Aim
Reproduce each record exactly.

Data excerpts
********

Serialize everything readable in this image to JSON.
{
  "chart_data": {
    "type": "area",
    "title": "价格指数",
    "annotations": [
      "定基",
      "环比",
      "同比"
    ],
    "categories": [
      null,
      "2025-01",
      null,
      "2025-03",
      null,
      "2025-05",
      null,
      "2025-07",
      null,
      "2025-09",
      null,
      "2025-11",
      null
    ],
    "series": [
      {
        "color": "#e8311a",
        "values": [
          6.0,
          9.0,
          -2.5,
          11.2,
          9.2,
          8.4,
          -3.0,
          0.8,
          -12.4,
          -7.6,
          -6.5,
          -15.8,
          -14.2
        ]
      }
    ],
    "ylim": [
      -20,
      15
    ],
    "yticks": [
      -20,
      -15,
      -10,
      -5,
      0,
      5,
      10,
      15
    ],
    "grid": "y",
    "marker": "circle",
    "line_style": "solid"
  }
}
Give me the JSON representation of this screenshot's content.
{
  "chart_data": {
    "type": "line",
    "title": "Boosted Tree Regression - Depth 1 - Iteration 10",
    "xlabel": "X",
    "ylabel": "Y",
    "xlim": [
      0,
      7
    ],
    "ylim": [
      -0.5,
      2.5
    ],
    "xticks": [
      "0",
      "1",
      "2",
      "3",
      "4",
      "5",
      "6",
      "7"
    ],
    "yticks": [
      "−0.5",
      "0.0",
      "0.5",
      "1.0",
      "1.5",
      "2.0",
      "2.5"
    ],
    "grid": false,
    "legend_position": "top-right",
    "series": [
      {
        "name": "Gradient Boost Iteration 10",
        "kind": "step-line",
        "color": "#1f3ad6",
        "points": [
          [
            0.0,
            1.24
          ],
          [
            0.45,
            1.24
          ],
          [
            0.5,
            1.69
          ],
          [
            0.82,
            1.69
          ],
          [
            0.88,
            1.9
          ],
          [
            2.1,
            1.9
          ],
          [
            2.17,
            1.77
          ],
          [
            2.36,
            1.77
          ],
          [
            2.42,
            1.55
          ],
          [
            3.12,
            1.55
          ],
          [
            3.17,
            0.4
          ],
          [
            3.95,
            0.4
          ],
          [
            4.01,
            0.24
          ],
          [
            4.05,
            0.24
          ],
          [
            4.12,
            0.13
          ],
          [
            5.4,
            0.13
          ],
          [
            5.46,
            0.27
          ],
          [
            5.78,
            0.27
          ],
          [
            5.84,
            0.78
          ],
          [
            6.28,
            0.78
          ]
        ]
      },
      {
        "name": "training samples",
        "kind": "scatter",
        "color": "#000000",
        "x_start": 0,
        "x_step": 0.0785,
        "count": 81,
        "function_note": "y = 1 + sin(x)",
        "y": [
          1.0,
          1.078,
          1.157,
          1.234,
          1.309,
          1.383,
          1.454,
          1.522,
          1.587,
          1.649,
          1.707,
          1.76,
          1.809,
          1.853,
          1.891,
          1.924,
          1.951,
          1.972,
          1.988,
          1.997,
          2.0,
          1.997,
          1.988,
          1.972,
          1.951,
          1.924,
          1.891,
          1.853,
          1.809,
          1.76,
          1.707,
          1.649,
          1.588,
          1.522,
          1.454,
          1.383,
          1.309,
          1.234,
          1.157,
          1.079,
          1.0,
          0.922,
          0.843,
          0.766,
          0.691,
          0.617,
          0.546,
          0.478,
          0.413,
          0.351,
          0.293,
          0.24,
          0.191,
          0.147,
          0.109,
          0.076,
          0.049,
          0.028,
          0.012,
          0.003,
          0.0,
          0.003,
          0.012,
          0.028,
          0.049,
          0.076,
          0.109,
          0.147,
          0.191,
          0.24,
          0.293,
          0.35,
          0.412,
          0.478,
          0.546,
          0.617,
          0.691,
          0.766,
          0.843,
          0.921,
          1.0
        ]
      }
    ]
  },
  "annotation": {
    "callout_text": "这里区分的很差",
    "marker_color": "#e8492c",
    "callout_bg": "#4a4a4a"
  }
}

********

Reply
Serialize everything readable in this image to JSON.
{
  "chart_data": {
    "type": "area",
    "title": "价格指数",
    "annotations": [
      "定基",
      "环比",
      "同比"
    ],
    "categories": [
      null,
      "2025-01",
      null,
      "2025-03",
      null,
      "2025-05",
      null,
      "2025-07",
      null,
      "2025-09",
      null,
      "2025-11",
      null
    ],
    "series": [
      {
        "color": "#e8311a",
        "values": [
          6.0,
          9.0,
          -2.5,
          11.2,
          9.2,
          8.4,
          -3.0,
          0.8,
          -12.4,
          -7.6,
          -6.5,
          -15.8,
          -14.2
        ]
      }
    ],
    "ylim": [
      -20,
      15
    ],
    "yticks": [
      -20,
      -15,
      -10,
      -5,
      0,
      5,
      10,
      15
    ],
    "grid": "y",
    "marker": "circle",
    "line_style": "solid"
  }
}
Give me the JSON representation of this screenshot's content.
{
  "chart_data": {
    "type": "line",
    "title": "Boosted Tree Regression - Depth 1 - Iteration 10",
    "xlabel": "X",
    "ylabel": "Y",
    "xlim": [
      0,
      7
    ],
    "ylim": [
      -0.5,
      2.5
    ],
    "xticks": [
      "0",
      "1",
      "2",
      "3",
      "4",
      "5",
      "6",
      "7"
    ],
    "yticks": [
      "−0.5",
      "0.0",
      "0.5",
      "1.0",
      "1.5",
      "2.0",
      "2.5"
    ],
    "grid": false,
    "legend_position": "top-right",
    "series": [
      {
        "name": "Gradient Boost Iteration 10",
        "kind": "step-line",
        "color": "#1f3ad6",
        "points": [
          [
            0.0,
            1.24
          ],
          [
            0.45,
            1.24
          ],
          [
            0.5,
            1.69
          ],
          [
            0.82,
            1.69
          ],
          [
            0.88,
            1.9
          ],
          [
            2.1,
            1.9
          ],
          [
            2.17,
            1.77
          ],
          [
            2.36,
            1.77
          ],
          [
            2.42,
            1.55
          ],
          [
            3.12,
            1.55
          ],
          [
            3.17,
            0.4
          ],
          [
            3.95,
            0.4
          ],
          [
            4.01,
            0.24
          ],
          [
            4.05,
            0.24
          ],
          [
            4.12,
            0.13
          ],
          [
            5.4,
            0.13
          ],
          [
            5.46,
            0.27
          ],
          [
            5.78,
            0.27
          ],
          [
            5.84,
            0.78
          ],
          [
            6.28,
            0.78
          ]
        ]
      },
      {
        "name": "training samples",
        "kind": "scatter",
        "color": "#000000",
        "x_start": 0,
        "x_step": 0.0785,
        "count": 81,
        "function_note": "y = 1 + sin(x)",
        "y": [
          1.0,
          1.078,
          1.157,
          1.234,
          1.309,
          1.383,
          1.454,
          1.522,
          1.587,
          1.649,
          1.707,
          1.76,
          1.809,
          1.853,
          1.891,
          1.924,
          1.951,
          1.972,
          1.988,
          1.997,
          2.0,
          1.997,
          1.988,
          1.972,
          1.951,
          1.924,
          1.891,
          1.853,
          1.809,
          1.76,
          1.707,
          1.649,
          1.588,
          1.522,
          1.454,
          1.383,
          1.309,
          1.234,
          1.157,
          1.079,
          1.0,
          0.922,
          0.843,
          0.766,
          0.691,
          0.617,
          0.546,
          0.478,
          0.413,
          0.351,
          0.293,
          0.24,
          0.191,
          0.147,
          0.109,
          0.076,
          0.049,
          0.028,
          0.012,
          0.003,
          0.0,
          0.003,
          0.012,
          0.028,
          0.049,
          0.076,
          0.109,
          0.147,
          0.191,
          0.24,
          0.293,
          0.35,
          0.412,
          0.478,
          0.546,
          0.617,
          0.691,
          0.766,
          0.843,
          0.921,
          1.0
        ]
      }
    ]
  },
  "annotation": {
    "callout_text": "这里区分的很差",
    "marker_color": "#e8492c",
    "callout_bg": "#4a4a4a"
  }
}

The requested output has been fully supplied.